What is needed: Repeat the listing in full, preserving every character.

Collected data entries:
********************

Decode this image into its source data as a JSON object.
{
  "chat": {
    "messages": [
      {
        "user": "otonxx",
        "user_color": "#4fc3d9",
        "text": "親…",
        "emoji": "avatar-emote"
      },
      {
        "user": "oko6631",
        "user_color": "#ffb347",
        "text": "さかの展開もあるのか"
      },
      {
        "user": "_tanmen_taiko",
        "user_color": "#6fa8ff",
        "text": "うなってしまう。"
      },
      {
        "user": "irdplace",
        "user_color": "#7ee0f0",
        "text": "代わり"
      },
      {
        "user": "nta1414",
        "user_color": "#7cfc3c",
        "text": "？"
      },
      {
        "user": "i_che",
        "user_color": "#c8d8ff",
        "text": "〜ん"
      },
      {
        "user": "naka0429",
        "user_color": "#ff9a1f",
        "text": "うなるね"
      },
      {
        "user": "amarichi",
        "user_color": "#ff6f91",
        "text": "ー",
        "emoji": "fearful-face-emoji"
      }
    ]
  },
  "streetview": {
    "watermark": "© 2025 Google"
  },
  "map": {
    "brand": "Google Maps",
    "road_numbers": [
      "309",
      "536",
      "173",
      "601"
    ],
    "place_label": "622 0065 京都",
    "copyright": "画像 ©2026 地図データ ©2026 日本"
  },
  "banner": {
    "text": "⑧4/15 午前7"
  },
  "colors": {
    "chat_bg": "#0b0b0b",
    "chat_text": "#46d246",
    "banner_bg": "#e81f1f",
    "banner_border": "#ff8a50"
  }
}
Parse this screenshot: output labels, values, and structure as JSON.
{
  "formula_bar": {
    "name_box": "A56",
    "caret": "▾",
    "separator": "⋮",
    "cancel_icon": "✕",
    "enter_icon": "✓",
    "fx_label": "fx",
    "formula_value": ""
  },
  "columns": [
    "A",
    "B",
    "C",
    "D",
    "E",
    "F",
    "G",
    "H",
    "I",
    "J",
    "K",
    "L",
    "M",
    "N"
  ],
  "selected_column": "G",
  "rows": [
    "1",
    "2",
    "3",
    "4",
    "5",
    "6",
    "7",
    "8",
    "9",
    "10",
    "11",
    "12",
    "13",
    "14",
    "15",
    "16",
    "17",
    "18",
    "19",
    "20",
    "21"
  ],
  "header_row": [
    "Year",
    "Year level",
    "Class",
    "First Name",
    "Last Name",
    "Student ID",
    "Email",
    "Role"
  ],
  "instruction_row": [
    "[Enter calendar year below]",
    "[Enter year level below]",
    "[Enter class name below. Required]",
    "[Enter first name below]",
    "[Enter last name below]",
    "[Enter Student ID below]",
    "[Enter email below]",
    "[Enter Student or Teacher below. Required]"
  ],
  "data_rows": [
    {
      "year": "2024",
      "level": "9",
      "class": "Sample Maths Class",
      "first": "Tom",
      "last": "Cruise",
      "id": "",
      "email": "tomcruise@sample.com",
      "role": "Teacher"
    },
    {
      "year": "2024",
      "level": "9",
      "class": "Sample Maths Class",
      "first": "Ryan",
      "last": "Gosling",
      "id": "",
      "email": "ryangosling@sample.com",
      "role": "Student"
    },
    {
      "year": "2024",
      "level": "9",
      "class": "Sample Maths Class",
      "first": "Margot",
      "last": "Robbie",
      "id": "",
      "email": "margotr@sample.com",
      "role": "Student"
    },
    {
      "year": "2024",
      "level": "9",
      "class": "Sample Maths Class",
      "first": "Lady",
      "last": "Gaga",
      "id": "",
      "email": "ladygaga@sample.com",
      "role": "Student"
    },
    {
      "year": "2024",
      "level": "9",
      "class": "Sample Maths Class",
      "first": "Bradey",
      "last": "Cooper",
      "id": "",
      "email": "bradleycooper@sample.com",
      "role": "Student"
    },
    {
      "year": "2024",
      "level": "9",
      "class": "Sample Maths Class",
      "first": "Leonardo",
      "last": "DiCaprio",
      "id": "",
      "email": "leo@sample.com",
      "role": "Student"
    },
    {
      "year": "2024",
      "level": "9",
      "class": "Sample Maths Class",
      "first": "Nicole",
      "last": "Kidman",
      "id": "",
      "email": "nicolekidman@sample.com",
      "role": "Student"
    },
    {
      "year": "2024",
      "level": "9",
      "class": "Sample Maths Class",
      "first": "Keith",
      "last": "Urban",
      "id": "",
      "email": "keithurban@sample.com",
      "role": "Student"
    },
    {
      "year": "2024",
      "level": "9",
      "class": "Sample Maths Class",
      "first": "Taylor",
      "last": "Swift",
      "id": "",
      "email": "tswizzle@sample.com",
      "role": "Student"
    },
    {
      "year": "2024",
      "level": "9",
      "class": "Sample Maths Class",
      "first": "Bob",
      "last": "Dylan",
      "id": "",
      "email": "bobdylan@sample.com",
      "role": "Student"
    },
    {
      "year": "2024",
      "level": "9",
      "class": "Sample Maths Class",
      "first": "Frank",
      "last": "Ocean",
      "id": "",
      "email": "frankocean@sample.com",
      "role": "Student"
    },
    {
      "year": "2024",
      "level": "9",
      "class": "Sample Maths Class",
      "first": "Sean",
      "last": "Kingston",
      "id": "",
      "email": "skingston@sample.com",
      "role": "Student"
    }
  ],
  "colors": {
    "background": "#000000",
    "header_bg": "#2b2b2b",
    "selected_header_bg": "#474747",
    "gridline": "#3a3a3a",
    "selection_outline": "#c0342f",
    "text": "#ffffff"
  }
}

********************

Exercise answer:
Decode this image into its source data as a JSON object.
{
  "chat": {
    "messages": [
      {
        "user": "otonxx",
        "user_color": "#4fc3d9",
        "text": "親…",
        "emoji": "avatar-emote"
      },
      {
        "user": "oko6631",
        "user_color": "#ffb347",
        "text": "さかの展開もあるのか"
      },
      {
        "user": "_tanmen_taiko",
        "user_color": "#6fa8ff",
        "text": "うなってしまう。"
      },
      {
        "user": "irdplace",
        "user_color": "#7ee0f0",
        "text": "代わり"
      },
      {
        "user": "nta1414",
        "user_color": "#7cfc3c",
        "text": "？"
      },
      {
        "user": "i_che",
        "user_color": "#c8d8ff",
        "text": "〜ん"
      },
      {
        "user": "naka0429",
        "user_color": "#ff9a1f",
        "text": "うなるね"
      },
      {
        "user": "amarichi",
        "user_color": "#ff6f91",
        "text": "ー",
        "emoji": "fearful-face-emoji"
      }
    ]
  },
  "streetview": {
    "watermark": "© 2025 Google"
  },
  "map": {
    "brand": "Google Maps",
    "road_numbers": [
      "309",
      "536",
      "173",
      "601"
    ],
    "place_label": "622 0065 京都",
    "copyright": "画像 ©2026 地図データ ©2026 日本"
  },
  "banner": {
    "text": "⑧4/15 午前7"
  },
  "colors": {
    "chat_bg": "#0b0b0b",
    "chat_text": "#46d246",
    "banner_bg": "#e81f1f",
    "banner_border": "#ff8a50"
  }
}
Parse this screenshot: output labels, values, and structure as JSON.
{
  "formula_bar": {
    "name_box": "A56",
    "caret": "▾",
    "separator": "⋮",
    "cancel_icon": "✕",
    "enter_icon": "✓",
    "fx_label": "fx",
    "formula_value": ""
  },
  "columns": [
    "A",
    "B",
    "C",
    "D",
    "E",
    "F",
    "G",
    "H",
    "I",
    "J",
    "K",
    "L",
    "M",
    "N"
  ],
  "selected_column": "G",
  "rows": [
    "1",
    "2",
    "3",
    "4",
    "5",
    "6",
    "7",
    "8",
    "9",
    "10",
    "11",
    "12",
    "13",
    "14",
    "15",
    "16",
    "17",
    "18",
    "19",
    "20",
    "21"
  ],
  "header_row": [
    "Year",
    "Year level",
    "Class",
    "First Name",
    "Last Name",
    "Student ID",
    "Email",
    "Role"
  ],
  "instruction_row": [
    "[Enter calendar year below]",
    "[Enter year level below]",
    "[Enter class name below. Required]",
    "[Enter first name below]",
    "[Enter last name below]",
    "[Enter Student ID below]",
    "[Enter email below]",
    "[Enter Student or Teacher below. Required]"
  ],
  "data_rows": [
    {
      "year": "2024",
      "level": "9",
      "class": "Sample Maths Class",
      "first": "Tom",
      "last": "Cruise",
      "id": "",
      "email": "tomcruise@sample.com",
      "role": "Teacher"
    },
    {
      "year": "2024",
      "level": "9",
      "class": "Sample Maths Class",
      "first": "Ryan",
      "last": "Gosling",
      "id": "",
      "email": "ryangosling@sample.com",
      "role": "Student"
    },
    {
      "year": "2024",
      "level": "9",
      "class": "Sample Maths Class",
      "first": "Margot",
      "last": "Robbie",
      "id": "",
      "email": "margotr@sample.com",
      "role": "Student"
    },
    {
      "year": "2024",
      "level": "9",
      "class": "Sample Maths Class",
      "first": "Lady",
      "last": "Gaga",
      "id": "",
      "email": "ladygaga@sample.com",
      "role": "Student"
    },
    {
      "year": "2024",
      "level": "9",
      "class": "Sample Maths Class",
      "first": "Bradey",
      "last": "Cooper",
      "id": "",
      "email": "bradleycooper@sample.com",
      "role": "Student"
    },
    {
      "year": "2024",
      "level": "9",
      "class": "Sample Maths Class",
      "first": "Leonardo",
      "last": "DiCaprio",
      "id": "",
      "email": "leo@sample.com",
      "role": "Student"
    },
    {
      "year": "2024",
      "level": "9",
      "class": "Sample Maths Class",
      "first": "Nicole",
      "last": "Kidman",
      "id": "",
      "email": "nicolekidman@sample.com",
      "role": "Student"
    },
    {
      "year": "2024",
      "level": "9",
      "class": "Sample Maths Class",
      "first": "Keith",
      "last": "Urban",
      "id": "",
      "email": "keithurban@sample.com",
      "role": "Student"
    },
    {
      "year": "2024",
      "level": "9",
      "class": "Sample Maths Class",
      "first": "Taylor",
      "last": "Swift",
      "id": "",
      "email": "tswizzle@sample.com",
      "role": "Student"
    },
    {
      "year": "2024",
      "level": "9",
      "class": "Sample Maths Class",
      "first": "Bob",
      "last": "Dylan",
      "id": "",
      "email": "bobdylan@sample.com",
      "role": "Student"
    },
    {
      "year": "2024",
      "level": "9",
      "class": "Sample Maths Class",
      "first": "Frank",
      "last": "Ocean",
      "id": "",
      "email": "frankocean@sample.com",
      "role": "Student"
    },
    {
      "year": "2024",
      "level": "9",
      "class": "Sample Maths Class",
      "first": "Sean",
      "last": "Kingston",
      "id": "",
      "email": "skingston@sample.com",
      "role": "Student"
    }
  ],
  "colors": {
    "background": "#000000",
    "header_bg": "#2b2b2b",
    "selected_header_bg": "#474747",
    "gridline": "#3a3a3a",
    "selection_outline": "#c0342f",
    "text": "#ffffff"
  }
}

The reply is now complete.